--- PROVIDED DATA ---

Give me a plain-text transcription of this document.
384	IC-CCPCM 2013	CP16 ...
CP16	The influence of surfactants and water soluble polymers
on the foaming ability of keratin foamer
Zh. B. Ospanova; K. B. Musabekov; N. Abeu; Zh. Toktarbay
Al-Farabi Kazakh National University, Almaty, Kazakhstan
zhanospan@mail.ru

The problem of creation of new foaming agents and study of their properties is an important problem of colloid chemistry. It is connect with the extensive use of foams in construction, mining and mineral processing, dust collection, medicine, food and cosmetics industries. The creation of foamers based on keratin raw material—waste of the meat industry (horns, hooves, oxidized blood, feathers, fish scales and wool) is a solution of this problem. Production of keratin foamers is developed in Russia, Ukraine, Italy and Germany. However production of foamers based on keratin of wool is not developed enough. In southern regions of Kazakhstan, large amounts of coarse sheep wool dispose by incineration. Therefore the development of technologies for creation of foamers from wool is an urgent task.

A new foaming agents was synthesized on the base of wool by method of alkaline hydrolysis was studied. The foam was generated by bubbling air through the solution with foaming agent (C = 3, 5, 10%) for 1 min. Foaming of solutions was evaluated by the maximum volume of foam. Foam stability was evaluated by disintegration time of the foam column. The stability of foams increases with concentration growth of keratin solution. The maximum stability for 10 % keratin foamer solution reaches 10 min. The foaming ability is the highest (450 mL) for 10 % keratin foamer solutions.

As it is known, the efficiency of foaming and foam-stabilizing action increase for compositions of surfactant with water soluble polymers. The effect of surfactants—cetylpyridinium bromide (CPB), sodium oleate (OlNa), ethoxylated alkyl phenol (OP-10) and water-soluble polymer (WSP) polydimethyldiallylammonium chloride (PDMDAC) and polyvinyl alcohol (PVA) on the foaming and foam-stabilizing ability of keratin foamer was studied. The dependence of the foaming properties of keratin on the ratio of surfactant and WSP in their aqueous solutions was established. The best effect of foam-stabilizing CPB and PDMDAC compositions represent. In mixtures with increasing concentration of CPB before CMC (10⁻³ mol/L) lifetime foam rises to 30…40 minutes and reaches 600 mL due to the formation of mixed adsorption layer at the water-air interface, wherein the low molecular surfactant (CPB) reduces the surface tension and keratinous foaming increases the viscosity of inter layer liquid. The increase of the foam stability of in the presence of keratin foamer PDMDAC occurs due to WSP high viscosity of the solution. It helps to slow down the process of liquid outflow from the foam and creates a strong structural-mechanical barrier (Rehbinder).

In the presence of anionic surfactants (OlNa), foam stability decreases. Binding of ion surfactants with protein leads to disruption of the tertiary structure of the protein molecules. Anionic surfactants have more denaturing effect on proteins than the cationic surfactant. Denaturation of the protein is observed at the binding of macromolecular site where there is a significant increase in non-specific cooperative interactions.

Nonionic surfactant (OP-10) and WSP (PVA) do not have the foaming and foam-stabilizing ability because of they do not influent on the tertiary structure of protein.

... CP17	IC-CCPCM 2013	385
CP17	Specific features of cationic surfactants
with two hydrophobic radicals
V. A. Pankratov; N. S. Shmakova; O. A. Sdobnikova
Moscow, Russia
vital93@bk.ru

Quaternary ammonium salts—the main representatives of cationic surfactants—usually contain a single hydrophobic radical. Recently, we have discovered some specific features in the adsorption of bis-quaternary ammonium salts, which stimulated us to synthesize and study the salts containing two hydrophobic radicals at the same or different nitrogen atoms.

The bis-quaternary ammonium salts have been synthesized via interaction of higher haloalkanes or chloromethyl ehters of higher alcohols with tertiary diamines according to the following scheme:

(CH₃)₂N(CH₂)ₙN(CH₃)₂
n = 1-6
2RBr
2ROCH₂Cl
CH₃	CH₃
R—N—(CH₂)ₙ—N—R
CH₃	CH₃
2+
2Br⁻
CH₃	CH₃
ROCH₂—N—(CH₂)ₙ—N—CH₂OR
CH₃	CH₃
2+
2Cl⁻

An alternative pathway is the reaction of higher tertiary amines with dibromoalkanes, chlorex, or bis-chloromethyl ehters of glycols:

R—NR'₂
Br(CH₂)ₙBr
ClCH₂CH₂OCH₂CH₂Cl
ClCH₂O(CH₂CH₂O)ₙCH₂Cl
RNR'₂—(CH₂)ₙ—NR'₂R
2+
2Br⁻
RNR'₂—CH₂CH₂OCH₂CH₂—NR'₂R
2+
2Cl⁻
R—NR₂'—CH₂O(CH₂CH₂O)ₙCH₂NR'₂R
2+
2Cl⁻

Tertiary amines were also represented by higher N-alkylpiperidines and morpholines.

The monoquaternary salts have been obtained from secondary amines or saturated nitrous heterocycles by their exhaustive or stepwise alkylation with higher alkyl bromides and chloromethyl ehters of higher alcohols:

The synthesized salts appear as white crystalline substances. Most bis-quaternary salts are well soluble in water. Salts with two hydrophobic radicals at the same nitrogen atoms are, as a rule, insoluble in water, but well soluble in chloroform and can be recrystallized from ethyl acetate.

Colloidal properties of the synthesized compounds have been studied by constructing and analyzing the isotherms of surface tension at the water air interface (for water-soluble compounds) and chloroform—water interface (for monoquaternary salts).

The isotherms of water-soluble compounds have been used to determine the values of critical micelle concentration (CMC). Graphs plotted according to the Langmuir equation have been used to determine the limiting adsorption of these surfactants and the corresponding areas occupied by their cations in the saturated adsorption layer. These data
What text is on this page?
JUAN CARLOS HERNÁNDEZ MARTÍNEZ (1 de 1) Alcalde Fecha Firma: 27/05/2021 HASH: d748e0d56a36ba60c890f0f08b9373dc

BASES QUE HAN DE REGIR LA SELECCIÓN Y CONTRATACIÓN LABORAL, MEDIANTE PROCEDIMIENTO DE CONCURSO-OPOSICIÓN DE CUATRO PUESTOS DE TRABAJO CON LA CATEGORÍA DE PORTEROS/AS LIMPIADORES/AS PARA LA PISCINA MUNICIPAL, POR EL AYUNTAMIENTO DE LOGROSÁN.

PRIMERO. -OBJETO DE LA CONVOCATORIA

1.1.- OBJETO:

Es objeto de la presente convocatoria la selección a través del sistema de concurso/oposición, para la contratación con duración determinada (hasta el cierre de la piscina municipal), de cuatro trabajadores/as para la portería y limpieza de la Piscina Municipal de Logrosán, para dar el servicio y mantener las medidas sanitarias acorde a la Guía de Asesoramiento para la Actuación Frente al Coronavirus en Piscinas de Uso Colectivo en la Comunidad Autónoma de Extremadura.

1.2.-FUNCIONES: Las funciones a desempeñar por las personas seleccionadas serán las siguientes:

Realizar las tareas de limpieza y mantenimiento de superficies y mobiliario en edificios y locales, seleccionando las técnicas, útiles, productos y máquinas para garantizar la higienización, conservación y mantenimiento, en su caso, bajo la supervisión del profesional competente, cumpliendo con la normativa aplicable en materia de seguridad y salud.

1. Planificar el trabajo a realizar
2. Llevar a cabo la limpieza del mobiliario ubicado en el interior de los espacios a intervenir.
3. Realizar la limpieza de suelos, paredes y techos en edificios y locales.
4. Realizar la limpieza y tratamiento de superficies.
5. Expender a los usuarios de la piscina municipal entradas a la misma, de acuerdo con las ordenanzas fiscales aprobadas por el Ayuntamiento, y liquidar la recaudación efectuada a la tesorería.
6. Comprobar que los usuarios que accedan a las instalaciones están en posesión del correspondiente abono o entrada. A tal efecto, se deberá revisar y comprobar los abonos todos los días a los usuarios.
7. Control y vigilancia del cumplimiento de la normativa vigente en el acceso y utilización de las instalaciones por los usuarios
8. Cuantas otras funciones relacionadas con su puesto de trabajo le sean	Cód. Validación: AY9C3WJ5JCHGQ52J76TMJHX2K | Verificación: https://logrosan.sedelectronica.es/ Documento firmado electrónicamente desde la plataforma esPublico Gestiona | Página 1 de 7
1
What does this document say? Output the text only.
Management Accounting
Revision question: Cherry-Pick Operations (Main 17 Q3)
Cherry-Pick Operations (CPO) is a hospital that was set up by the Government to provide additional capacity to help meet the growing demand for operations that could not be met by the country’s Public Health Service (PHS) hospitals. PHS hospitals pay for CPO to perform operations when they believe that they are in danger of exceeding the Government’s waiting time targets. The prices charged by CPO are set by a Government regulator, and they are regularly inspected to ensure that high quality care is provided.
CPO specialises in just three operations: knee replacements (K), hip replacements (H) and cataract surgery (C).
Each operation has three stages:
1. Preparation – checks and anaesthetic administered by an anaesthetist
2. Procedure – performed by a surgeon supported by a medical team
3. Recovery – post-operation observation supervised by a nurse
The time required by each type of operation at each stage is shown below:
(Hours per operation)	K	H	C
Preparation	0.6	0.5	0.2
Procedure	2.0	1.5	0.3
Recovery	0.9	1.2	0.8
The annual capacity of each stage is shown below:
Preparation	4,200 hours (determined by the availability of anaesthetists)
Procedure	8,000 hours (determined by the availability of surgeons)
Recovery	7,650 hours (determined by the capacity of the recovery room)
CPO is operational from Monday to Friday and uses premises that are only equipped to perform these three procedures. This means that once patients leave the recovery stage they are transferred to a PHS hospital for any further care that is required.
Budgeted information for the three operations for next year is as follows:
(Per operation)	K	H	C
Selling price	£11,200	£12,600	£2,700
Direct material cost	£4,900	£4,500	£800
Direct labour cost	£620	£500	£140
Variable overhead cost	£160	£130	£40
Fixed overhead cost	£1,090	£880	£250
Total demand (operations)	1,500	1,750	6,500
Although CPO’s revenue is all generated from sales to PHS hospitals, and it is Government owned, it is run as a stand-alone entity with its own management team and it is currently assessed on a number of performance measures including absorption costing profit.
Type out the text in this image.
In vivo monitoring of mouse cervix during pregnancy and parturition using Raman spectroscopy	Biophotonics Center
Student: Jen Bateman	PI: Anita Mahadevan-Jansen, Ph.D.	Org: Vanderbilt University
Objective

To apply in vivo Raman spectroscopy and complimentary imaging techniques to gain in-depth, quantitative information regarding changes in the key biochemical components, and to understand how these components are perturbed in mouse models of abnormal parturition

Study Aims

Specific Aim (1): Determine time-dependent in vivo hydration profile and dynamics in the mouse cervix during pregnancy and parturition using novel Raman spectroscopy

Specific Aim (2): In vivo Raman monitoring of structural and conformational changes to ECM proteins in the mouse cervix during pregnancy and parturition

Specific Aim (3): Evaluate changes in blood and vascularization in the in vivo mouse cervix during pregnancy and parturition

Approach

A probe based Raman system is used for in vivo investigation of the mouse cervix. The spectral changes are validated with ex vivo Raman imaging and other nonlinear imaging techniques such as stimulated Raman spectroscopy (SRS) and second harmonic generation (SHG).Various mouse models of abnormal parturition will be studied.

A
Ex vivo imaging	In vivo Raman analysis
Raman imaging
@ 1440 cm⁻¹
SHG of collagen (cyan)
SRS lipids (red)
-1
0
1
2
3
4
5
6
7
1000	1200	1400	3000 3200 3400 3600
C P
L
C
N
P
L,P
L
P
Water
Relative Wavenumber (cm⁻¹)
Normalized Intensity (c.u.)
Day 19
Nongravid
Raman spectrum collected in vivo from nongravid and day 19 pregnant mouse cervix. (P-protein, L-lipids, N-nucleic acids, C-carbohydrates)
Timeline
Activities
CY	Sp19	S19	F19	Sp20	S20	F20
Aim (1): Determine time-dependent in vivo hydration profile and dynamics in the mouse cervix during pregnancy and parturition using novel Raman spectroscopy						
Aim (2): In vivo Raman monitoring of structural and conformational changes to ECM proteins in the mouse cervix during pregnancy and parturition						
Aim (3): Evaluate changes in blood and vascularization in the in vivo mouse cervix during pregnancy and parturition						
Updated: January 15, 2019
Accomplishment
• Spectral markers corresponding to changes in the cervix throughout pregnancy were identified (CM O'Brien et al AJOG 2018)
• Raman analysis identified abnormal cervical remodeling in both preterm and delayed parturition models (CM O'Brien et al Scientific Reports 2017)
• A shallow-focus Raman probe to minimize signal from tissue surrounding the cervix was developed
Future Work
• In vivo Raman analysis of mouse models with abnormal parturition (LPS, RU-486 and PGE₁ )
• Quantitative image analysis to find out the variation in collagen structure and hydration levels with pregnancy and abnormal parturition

---

[WHAT TO DO]: Tallying every line that holds the string "isotherms", report the total for the records and nothing else.

[ANSWER FOR THE TASK]: 2